[GOAL] Set down the whole listing verbatim.

[INFORMATION PROVIDED]
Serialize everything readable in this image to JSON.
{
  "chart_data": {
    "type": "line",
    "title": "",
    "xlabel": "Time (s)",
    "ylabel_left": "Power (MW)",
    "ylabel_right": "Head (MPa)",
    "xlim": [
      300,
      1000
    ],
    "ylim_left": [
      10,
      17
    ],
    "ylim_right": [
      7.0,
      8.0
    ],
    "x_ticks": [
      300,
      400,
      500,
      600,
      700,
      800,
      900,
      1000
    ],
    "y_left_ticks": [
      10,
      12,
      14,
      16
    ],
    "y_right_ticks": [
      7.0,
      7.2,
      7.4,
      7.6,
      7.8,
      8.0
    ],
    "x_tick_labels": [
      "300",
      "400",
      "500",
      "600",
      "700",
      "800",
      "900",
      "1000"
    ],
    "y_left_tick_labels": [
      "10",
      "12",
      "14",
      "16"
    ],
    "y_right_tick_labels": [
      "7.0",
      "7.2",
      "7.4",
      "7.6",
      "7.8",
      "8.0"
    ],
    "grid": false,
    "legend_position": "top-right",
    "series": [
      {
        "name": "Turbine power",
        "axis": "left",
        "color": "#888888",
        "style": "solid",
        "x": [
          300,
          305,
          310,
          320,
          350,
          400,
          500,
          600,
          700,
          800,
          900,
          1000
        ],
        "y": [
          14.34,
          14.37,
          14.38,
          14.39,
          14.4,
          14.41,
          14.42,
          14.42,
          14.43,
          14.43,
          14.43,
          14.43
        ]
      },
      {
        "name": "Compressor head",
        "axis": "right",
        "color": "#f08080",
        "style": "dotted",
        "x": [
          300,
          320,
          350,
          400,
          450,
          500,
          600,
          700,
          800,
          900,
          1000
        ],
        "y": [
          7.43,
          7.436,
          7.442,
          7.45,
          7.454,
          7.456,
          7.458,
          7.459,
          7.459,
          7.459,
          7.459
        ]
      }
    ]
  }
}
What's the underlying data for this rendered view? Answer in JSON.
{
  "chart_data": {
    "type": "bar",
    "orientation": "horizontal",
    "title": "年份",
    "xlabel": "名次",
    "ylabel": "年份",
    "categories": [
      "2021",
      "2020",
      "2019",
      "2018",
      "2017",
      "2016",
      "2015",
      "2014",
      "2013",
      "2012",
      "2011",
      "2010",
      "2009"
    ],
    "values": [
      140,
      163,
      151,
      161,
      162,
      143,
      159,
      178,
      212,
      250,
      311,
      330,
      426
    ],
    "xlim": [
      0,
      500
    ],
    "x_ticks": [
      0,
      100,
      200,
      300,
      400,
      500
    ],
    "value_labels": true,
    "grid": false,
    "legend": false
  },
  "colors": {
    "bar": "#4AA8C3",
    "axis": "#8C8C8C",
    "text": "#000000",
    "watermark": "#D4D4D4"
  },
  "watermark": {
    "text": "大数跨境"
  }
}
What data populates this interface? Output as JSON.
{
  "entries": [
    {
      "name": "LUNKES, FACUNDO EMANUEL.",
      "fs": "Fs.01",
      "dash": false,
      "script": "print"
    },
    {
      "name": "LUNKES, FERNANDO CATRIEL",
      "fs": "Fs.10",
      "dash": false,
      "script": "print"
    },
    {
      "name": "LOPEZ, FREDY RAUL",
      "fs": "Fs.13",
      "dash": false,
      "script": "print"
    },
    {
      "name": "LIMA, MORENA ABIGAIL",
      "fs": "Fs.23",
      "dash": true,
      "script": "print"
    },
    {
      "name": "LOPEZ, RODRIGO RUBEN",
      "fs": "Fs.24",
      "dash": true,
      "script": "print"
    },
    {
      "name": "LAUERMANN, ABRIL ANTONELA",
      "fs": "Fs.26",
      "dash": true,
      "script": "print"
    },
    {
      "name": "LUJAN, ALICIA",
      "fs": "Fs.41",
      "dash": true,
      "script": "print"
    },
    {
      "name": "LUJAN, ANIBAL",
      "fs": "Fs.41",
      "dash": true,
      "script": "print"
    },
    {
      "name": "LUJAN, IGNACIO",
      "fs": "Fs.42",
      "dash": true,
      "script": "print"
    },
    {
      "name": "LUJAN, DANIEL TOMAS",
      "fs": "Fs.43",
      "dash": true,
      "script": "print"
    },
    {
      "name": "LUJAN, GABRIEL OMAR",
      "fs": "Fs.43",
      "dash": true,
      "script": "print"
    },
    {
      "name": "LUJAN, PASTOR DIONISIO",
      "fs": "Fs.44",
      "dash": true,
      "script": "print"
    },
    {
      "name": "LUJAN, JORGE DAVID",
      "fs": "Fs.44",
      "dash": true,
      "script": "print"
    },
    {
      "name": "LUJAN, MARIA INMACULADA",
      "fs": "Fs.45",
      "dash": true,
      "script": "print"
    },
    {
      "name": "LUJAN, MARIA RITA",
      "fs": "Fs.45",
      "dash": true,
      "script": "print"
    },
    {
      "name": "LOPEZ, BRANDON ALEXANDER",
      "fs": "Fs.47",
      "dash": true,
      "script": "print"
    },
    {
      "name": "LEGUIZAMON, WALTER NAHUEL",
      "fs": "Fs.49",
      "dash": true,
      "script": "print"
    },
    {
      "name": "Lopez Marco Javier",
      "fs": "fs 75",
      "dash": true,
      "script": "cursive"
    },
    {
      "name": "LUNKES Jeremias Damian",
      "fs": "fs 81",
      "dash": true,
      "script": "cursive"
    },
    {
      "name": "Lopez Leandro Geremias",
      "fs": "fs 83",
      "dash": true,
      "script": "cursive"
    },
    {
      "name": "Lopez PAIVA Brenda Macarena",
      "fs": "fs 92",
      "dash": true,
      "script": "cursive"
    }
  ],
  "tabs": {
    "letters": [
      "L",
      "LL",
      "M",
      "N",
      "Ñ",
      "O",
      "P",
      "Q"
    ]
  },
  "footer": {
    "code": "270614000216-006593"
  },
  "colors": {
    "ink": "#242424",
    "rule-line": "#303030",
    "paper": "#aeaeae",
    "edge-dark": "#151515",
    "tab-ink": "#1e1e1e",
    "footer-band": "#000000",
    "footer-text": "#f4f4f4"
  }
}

[OUTPUT BELOW]
Serialize everything readable in this image to JSON.
{
  "chart_data": {
    "type": "line",
    "title": "",
    "xlabel": "Time (s)",
    "ylabel_left": "Power (MW)",
    "ylabel_right": "Head (MPa)",
    "xlim": [
      300,
      1000
    ],
    "ylim_left": [
      10,
      17
    ],
    "ylim_right": [
      7.0,
      8.0
    ],
    "x_ticks": [
      300,
      400,
      500,
      600,
      700,
      800,
      900,
      1000
    ],
    "y_left_ticks": [
      10,
      12,
      14,
      16
    ],
    "y_right_ticks": [
      7.0,
      7.2,
      7.4,
      7.6,
      7.8,
      8.0
    ],
    "x_tick_labels": [
      "300",
      "400",
      "500",
      "600",
      "700",
      "800",
      "900",
      "1000"
    ],
    "y_left_tick_labels": [
      "10",
      "12",
      "14",
      "16"
    ],
    "y_right_tick_labels": [
      "7.0",
      "7.2",
      "7.4",
      "7.6",
      "7.8",
      "8.0"
    ],
    "grid": false,
    "legend_position": "top-right",
    "series": [
      {
        "name": "Turbine power",
        "axis": "left",
        "color": "#888888",
        "style": "solid",
        "x": [
          300,
          305,
          310,
          320,
          350,
          400,
          500,
          600,
          700,
          800,
          900,
          1000
        ],
        "y": [
          14.34,
          14.37,
          14.38,
          14.39,
          14.4,
          14.41,
          14.42,
          14.42,
          14.43,
          14.43,
          14.43,
          14.43
        ]
      },
      {
        "name": "Compressor head",
        "axis": "right",
        "color": "#f08080",
        "style": "dotted",
        "x": [
          300,
          320,
          350,
          400,
          450,
          500,
          600,
          700,
          800,
          900,
          1000
        ],
        "y": [
          7.43,
          7.436,
          7.442,
          7.45,
          7.454,
          7.456,
          7.458,
          7.459,
          7.459,
          7.459,
          7.459
        ]
      }
    ]
  }
}
What's the underlying data for this rendered view? Answer in JSON.
{
  "chart_data": {
    "type": "bar",
    "orientation": "horizontal",
    "title": "年份",
    "xlabel": "名次",
    "ylabel": "年份",
    "categories": [
      "2021",
      "2020",
      "2019",
      "2018",
      "2017",
      "2016",
      "2015",
      "2014",
      "2013",
      "2012",
      "2011",
      "2010",
      "2009"
    ],
    "values": [
      140,
      163,
      151,
      161,
      162,
      143,
      159,
      178,
      212,
      250,
      311,
      330,
      426
    ],
    "xlim": [
      0,
      500
    ],
    "x_ticks": [
      0,
      100,
      200,
      300,
      400,
      500
    ],
    "value_labels": true,
    "grid": false,
    "legend": false
  },
  "colors": {
    "bar": "#4AA8C3",
    "axis": "#8C8C8C",
    "text": "#000000",
    "watermark": "#D4D4D4"
  },
  "watermark": {
    "text": "大数跨境"
  }
}
What data populates this interface? Output as JSON.
{
  "entries": [
    {
      "name": "LUNKES, FACUNDO EMANUEL.",
      "fs": "Fs.01",
      "dash": false,
      "script": "print"
    },
    {
      "name": "LUNKES, FERNANDO CATRIEL",
      "fs": "Fs.10",
      "dash": false,
      "script": "print"
    },
    {
      "name": "LOPEZ, FREDY RAUL",
      "fs": "Fs.13",
      "dash": false,
      "script": "print"
    },
    {
      "name": "LIMA, MORENA ABIGAIL",
      "fs": "Fs.23",
      "dash": true,
      "script": "print"
    },
    {
      "name": "LOPEZ, RODRIGO RUBEN",
      "fs": "Fs.24",
      "dash": true,
      "script": "print"
    },
    {
      "name": "LAUERMANN, ABRIL ANTONELA",
      "fs": "Fs.26",
      "dash": true,
      "script": "print"
    },
    {
      "name": "LUJAN, ALICIA",
      "fs": "Fs.41",
      "dash": true,
      "script": "print"
    },
    {
      "name": "LUJAN, ANIBAL",
      "fs": "Fs.41",
      "dash": true,
      "script": "print"
    },
    {
      "name": "LUJAN, IGNACIO",
      "fs": "Fs.42",
      "dash": true,
      "script": "print"
    },
    {
      "name": "LUJAN, DANIEL TOMAS",
      "fs": "Fs.43",
      "dash": true,
      "script": "print"
    },
    {
      "name": "LUJAN, GABRIEL OMAR",
      "fs": "Fs.43",
      "dash": true,
      "script": "print"
    },
    {
      "name": "LUJAN, PASTOR DIONISIO",
      "fs": "Fs.44",
      "dash": true,
      "script": "print"
    },
    {
      "name": "LUJAN, JORGE DAVID",
      "fs": "Fs.44",
      "dash": true,
      "script": "print"
    },
    {
      "name": "LUJAN, MARIA INMACULADA",
      "fs": "Fs.45",
      "dash": true,
      "script": "print"
    },
    {
      "name": "LUJAN, MARIA RITA",
      "fs": "Fs.45",
      "dash": true,
      "script": "print"
    },
    {
      "name": "LOPEZ, BRANDON ALEXANDER",
      "fs": "Fs.47",
      "dash": true,
      "script": "print"
    },
    {
      "name": "LEGUIZAMON, WALTER NAHUEL",
      "fs": "Fs.49",
      "dash": true,
      "script": "print"
    },
    {
      "name": "Lopez Marco Javier",
      "fs": "fs 75",
      "dash": true,
      "script": "cursive"
    },
    {
      "name": "LUNKES Jeremias Damian",
      "fs": "fs 81",
      "dash": true,
      "script": "cursive"
    },
    {
      "name": "Lopez Leandro Geremias",
      "fs": "fs 83",
      "dash": true,
      "script": "cursive"
    },
    {
      "name": "Lopez PAIVA Brenda Macarena",
      "fs": "fs 92",
      "dash": true,
      "script": "cursive"
    }
  ],
  "tabs": {
    "letters": [
      "L",
      "LL",
      "M",
      "N",
      "Ñ",
      "O",
      "P",
      "Q"
    ]
  },
  "footer": {
    "code": "270614000216-006593"
  },
  "colors": {
    "ink": "#242424",
    "rule-line": "#303030",
    "paper": "#aeaeae",
    "edge-dark": "#151515",
    "tab-ink": "#1e1e1e",
    "footer-band": "#000000",
    "footer-text": "#f4f4f4"
  }
}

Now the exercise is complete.